**Written problem:** Quote the rows below word for word, starting with the very first one and ending with the line that holds "The SOL barrier 220 is at (316, 136).", both included.
#### Records supplied ####
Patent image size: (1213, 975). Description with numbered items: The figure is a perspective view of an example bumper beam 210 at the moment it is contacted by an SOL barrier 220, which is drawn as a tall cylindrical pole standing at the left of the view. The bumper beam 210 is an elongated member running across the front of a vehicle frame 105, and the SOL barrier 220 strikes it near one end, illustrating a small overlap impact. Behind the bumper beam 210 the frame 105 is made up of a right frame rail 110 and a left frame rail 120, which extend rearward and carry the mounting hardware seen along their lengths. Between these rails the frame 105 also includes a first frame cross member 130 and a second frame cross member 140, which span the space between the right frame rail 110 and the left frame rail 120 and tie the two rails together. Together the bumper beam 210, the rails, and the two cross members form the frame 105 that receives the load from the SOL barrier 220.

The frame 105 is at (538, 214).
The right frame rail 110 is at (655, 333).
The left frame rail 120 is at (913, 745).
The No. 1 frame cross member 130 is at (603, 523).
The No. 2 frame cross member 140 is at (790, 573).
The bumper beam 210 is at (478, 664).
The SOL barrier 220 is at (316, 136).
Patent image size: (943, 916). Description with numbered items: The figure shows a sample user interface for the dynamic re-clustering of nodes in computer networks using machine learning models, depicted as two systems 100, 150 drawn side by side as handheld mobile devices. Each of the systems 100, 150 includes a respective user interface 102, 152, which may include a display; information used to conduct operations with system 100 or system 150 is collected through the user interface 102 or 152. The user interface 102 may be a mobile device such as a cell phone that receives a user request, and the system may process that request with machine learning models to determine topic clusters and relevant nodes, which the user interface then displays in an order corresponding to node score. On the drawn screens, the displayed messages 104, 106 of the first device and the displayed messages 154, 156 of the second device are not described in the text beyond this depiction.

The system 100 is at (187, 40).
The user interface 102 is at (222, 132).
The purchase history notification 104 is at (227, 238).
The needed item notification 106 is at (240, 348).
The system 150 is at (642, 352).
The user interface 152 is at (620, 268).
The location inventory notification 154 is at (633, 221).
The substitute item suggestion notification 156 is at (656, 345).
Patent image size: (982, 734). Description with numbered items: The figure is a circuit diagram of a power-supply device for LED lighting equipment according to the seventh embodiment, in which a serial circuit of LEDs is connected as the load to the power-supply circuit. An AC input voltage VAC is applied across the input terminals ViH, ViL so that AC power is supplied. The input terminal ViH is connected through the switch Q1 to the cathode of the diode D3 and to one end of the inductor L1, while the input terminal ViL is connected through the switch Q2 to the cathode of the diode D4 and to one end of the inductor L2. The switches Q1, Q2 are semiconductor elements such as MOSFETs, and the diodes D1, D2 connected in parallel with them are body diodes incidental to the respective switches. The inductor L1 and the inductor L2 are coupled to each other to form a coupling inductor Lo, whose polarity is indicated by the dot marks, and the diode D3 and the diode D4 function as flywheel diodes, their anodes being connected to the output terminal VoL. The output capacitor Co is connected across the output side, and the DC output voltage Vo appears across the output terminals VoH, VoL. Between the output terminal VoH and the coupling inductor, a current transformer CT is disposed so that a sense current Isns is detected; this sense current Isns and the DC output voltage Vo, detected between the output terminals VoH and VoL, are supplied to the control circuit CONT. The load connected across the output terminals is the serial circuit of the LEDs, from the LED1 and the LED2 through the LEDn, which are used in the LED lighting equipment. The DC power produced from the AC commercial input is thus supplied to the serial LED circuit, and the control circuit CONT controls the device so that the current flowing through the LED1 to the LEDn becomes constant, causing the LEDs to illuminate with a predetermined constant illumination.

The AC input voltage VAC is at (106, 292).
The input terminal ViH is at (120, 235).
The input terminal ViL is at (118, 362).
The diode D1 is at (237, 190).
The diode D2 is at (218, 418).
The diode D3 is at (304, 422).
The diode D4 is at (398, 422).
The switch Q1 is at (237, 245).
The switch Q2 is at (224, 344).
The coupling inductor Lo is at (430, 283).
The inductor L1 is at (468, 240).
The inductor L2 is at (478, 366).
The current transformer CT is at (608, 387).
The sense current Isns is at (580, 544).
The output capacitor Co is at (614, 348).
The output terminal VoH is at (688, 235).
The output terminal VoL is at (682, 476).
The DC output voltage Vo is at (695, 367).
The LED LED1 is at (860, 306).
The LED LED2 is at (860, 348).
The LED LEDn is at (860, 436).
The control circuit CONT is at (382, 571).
####
**Response to the exercise:**
Patent image size: (1213, 975). Description with numbered items: The figure is a perspective view of an example bumper beam 210 at the moment it is contacted by an SOL barrier 220, which is drawn as a tall cylindrical pole standing at the left of the view. The bumper beam 210 is an elongated member running across the front of a vehicle frame 105, and the SOL barrier 220 strikes it near one end, illustrating a small overlap impact. Behind the bumper beam 210 the frame 105 is made up of a right frame rail 110 and a left frame rail 120, which extend rearward and carry the mounting hardware seen along their lengths. Between these rails the frame 105 also includes a first frame cross member 130 and a second frame cross member 140, which span the space between the right frame rail 110 and the left frame rail 120 and tie the two rails together. Together the bumper beam 210, the rails, and the two cross members form the frame 105 that receives the load from the SOL barrier 220.

The frame 105 is at (538, 214).
The right frame rail 110 is at (655, 333).
The left frame rail 120 is at (913, 745).
The No. 1 frame cross member 130 is at (603, 523).
The No. 2 frame cross member 140 is at (790, 573).
The bumper beam 210 is at (478, 664).
The SOL barrier 220 is at (316, 136).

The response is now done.